TAREA BREVE A
Enumere las especies de árboles que se mencionan en el texto sobre las Hoces de Riaza al describir el paisaje.

TEXTO DE LECTURA
* * * * * * * * *

24/11/2018 Conjunta: Las hoces de Riaza: Pablo Olavide





Cada uno de nosotros lleva en su interior un paisaje bien sea real o imaginario. Un escenario donde reposar la mente y el espíritu cuando uno lo cree conveniente. Puede tratarse de remotas playas paradisíacas o altas montañas. Tal vez bosques o pueblos y ciudades con encanto. Tal vez el paisaje de nuestra niñez. A veces no es solo uno, sino varios. Sea como fuere, siempre hay un lugar, un paisaje, con el cual nos identificamos y deseamos acudir a él de manera física o mental. Para mí, de estirpe castellana por parte de madre, ese sitio son las Hoces de Riaza, en el corazón de la vieja Castilla, y hoy tengo la fortuna de enseñárselo a mis amigos. Nada hay más gratificante que compartir “los tesoros” con aquellos que apreciamos.

En el kilómetro 146 de la Autovía del Norte, la A1, se encuentra el pueblo de Milagros. Mi abuelo siempre lo mentaba al pasar por él, no sé por qué, pero yo sigo haciendo lo mismo, quizás por costumbre, y cuando llego aquí me digo: “estamos en Milagros”.  Y es en este pueblo donde hoy nos hemos dado cita, a las 9:15 de la mañana, todos aquellos que vamos a recorrer las Hoces del río Riaza.
Una vez agrupados nos dirigimos en caravana a nuestro destino. Cruzamos por pueblos durmientes, callados (Fuentelcesped, Castillejo de Robledo…), y circulamos por carreteras por donde solo transita el olvido; es esa España vacía de la que tanto se habla ahora… El paisaje es austero y sencillo, de enebros y sabinas. Algún bosquete de encinas, alguno de pino negral. Y Somosierra, envuelta en nieblas, se adivina en el horizonte.

* * * * * * * * *

MATERIAL PROPORCIONADO
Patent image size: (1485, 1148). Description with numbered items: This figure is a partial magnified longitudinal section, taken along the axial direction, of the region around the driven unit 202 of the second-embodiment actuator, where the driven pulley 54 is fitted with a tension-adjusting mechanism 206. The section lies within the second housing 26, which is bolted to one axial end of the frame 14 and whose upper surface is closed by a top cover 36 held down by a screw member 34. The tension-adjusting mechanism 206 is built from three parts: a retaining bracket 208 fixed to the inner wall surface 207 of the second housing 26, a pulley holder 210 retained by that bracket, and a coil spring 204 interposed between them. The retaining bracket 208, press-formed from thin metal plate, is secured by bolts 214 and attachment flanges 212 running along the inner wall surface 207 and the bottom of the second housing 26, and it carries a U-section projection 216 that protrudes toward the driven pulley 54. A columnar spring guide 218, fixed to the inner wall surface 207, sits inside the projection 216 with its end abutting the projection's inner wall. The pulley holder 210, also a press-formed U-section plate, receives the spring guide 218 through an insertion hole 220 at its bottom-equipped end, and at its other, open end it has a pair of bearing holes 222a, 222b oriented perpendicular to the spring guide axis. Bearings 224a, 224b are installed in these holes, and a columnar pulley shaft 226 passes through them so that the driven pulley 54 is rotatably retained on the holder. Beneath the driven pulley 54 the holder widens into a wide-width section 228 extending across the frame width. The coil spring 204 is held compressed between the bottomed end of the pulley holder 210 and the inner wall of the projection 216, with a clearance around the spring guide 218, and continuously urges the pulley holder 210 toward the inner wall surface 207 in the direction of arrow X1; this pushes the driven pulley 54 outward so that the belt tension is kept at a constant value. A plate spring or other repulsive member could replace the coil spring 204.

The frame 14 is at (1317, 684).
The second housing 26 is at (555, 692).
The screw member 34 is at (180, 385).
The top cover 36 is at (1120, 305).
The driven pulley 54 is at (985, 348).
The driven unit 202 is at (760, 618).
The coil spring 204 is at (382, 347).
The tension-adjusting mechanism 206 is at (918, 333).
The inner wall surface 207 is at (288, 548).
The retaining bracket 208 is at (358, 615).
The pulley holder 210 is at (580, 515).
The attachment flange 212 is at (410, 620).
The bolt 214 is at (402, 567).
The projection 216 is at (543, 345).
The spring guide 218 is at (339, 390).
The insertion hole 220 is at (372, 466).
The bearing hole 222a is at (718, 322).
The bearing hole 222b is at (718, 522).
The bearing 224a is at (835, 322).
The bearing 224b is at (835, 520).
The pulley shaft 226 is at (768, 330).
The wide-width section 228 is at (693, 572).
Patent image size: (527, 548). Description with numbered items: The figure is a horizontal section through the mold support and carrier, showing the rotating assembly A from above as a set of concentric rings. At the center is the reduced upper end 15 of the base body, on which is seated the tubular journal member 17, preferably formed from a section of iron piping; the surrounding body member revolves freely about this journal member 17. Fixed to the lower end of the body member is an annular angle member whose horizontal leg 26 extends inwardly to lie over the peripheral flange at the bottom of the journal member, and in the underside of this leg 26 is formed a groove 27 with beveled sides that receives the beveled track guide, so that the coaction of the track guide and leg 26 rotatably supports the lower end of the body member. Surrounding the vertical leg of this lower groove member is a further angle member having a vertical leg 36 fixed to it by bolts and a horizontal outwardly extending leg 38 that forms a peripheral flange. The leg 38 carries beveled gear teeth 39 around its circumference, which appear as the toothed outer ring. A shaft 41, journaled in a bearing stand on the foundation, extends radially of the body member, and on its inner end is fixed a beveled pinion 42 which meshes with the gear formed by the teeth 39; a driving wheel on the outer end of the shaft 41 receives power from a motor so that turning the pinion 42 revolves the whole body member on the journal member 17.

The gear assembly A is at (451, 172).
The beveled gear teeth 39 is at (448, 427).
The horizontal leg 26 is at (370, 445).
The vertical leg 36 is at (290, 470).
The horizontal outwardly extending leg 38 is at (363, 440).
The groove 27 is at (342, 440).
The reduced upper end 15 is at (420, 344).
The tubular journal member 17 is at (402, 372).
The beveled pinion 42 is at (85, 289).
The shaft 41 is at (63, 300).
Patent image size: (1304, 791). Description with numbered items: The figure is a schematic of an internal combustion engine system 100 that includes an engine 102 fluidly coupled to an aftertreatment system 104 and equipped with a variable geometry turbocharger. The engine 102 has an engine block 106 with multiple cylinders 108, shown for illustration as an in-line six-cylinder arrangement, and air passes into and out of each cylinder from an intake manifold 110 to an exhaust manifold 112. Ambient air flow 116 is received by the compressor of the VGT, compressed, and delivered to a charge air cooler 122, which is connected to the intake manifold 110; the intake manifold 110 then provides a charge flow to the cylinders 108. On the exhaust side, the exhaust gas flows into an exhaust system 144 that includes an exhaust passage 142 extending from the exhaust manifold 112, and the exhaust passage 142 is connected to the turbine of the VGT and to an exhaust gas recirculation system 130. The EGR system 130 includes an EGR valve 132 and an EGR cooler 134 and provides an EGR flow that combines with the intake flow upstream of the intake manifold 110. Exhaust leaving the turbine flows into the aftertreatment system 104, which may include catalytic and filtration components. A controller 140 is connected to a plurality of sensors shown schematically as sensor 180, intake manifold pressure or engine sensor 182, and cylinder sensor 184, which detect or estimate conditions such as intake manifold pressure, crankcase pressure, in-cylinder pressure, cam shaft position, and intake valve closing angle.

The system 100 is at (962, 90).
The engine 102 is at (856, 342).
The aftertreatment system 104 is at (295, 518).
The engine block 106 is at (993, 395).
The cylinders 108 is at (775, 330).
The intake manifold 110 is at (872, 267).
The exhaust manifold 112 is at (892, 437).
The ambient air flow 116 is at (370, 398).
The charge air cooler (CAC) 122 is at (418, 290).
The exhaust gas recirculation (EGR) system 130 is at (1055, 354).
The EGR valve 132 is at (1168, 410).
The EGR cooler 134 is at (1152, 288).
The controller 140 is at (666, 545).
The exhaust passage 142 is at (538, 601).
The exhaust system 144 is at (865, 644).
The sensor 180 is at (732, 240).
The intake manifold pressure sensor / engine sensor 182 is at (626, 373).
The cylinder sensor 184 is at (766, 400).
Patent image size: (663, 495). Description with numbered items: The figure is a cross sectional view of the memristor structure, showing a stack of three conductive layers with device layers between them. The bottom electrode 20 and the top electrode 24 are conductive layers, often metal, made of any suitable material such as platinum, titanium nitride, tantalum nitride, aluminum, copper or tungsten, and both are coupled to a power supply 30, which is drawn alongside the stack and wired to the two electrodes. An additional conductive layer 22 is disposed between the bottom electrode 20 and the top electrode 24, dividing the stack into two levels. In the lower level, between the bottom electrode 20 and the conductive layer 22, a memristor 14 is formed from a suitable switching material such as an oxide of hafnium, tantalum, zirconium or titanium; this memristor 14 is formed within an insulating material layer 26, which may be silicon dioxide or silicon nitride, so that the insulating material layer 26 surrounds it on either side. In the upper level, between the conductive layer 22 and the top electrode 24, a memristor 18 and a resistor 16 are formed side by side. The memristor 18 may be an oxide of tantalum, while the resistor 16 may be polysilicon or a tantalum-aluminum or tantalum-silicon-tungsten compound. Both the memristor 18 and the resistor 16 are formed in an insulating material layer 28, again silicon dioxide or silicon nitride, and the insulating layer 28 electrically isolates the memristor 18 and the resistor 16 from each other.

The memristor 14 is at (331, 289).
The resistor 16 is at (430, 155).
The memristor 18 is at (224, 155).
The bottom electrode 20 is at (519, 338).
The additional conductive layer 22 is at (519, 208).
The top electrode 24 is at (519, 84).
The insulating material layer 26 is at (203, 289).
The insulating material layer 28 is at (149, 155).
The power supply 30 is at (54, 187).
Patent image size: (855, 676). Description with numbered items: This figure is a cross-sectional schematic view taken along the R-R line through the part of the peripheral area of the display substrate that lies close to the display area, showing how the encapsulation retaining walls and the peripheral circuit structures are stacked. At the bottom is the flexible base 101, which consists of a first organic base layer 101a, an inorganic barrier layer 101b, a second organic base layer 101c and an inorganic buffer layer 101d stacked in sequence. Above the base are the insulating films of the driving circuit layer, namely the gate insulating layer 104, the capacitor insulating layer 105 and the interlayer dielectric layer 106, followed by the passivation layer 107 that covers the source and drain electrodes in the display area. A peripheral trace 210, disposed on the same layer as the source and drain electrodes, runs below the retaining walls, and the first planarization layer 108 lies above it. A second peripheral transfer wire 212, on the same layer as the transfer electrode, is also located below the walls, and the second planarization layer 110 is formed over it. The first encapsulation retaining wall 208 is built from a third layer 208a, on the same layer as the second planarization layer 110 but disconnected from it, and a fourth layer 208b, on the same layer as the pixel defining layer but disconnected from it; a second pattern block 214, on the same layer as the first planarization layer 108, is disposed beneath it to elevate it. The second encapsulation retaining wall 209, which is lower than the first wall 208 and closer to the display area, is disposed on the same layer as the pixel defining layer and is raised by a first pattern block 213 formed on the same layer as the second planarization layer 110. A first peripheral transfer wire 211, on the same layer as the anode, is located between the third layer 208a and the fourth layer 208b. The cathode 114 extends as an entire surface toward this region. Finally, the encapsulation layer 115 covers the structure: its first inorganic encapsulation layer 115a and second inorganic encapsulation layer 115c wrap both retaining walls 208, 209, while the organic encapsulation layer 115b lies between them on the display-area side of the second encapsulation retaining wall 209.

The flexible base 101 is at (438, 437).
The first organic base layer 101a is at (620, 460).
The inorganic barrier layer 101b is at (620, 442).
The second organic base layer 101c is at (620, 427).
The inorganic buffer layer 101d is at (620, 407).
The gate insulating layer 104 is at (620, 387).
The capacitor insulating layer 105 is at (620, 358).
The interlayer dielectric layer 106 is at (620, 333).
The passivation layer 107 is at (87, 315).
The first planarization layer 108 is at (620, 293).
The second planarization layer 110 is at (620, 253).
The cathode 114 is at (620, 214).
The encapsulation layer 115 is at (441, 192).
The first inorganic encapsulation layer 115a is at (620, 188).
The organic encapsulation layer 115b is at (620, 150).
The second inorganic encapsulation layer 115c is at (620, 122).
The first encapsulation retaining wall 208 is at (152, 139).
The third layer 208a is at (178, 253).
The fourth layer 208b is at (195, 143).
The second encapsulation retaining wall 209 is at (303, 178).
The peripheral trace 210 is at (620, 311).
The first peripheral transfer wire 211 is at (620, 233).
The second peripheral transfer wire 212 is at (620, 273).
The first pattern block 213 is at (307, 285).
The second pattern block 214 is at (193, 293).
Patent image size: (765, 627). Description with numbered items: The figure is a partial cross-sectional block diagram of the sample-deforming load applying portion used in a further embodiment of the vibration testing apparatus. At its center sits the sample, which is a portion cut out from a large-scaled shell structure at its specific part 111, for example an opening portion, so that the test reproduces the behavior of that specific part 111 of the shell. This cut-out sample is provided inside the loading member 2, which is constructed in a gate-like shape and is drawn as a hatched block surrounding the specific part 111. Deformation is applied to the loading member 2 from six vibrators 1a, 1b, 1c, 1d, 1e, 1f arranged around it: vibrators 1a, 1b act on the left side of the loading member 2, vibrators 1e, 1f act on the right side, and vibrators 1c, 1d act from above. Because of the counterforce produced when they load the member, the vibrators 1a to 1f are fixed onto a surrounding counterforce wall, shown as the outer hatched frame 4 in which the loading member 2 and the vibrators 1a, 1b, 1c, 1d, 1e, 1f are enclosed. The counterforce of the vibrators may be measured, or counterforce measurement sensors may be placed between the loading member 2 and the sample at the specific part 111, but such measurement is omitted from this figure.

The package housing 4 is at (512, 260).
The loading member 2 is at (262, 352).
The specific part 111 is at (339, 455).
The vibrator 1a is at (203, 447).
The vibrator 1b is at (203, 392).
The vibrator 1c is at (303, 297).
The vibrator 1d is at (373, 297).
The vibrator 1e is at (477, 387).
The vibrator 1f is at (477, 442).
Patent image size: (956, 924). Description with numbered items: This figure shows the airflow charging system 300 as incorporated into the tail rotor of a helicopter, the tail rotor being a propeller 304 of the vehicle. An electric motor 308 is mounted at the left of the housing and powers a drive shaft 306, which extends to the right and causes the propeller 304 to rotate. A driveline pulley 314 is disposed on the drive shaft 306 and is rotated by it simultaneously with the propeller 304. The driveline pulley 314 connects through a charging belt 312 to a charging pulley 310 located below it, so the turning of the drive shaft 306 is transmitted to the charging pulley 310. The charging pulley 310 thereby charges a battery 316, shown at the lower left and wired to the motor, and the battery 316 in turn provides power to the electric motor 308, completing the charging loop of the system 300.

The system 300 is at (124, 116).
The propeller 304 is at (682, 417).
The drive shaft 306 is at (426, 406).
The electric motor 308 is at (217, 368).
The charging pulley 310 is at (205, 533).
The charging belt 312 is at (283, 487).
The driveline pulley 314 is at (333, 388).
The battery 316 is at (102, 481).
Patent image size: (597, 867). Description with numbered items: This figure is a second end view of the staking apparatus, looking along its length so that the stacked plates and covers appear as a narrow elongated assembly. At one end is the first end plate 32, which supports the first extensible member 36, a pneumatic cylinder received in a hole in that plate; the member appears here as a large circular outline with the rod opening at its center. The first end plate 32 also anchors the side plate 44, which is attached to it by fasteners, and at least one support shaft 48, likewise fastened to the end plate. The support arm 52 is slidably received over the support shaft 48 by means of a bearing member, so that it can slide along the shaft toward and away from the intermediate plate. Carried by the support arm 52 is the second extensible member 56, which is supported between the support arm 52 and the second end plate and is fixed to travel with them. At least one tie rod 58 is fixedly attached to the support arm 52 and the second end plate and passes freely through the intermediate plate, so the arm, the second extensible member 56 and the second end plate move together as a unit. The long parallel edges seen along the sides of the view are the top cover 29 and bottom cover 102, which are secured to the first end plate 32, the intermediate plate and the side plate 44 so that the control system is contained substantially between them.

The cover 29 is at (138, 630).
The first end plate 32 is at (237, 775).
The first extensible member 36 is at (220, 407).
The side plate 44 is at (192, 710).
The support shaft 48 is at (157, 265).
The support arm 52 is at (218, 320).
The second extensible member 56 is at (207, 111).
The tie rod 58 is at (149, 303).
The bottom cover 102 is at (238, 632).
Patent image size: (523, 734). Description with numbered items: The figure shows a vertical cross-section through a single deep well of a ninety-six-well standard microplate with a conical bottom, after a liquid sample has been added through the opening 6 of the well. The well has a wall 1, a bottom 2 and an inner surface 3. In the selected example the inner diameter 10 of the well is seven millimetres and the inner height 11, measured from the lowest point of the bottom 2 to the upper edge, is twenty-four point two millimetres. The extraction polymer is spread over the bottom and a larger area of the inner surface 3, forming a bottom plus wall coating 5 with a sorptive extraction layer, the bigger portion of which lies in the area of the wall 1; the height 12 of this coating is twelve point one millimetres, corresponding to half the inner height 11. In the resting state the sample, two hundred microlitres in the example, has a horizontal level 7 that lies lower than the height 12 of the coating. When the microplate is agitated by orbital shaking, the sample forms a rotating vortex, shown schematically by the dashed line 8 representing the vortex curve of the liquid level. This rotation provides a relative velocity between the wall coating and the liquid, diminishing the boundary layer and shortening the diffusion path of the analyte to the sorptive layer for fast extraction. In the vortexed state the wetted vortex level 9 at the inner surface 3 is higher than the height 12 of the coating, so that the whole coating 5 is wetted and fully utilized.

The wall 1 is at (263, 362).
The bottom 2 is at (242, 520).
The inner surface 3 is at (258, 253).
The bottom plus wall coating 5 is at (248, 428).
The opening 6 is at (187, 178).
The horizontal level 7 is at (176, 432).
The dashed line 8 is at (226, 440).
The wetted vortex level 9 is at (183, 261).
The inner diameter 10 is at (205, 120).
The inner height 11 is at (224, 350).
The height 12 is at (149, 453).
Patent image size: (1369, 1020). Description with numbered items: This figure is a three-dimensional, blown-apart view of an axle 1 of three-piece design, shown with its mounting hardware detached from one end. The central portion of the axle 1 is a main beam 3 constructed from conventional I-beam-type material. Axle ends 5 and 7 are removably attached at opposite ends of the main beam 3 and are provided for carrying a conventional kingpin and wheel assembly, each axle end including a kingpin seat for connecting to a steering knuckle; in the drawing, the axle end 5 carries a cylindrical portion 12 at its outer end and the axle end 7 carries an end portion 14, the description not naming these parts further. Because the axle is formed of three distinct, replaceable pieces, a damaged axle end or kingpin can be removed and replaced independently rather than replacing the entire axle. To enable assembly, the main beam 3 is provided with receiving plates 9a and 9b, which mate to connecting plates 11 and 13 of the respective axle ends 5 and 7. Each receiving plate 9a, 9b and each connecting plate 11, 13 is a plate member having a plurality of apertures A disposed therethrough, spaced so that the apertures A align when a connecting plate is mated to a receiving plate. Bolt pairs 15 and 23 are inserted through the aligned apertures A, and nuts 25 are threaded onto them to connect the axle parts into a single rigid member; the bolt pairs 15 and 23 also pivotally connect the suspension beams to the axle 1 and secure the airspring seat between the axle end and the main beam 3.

* * * * * * * * *

TAREA BREVE B
Indique solo el número de líneas de las entradas que contienen la palabra "propeller".

RESPUESTA A
Enebros, sabinas, encinas y pino negral.

RESPUESTA B
2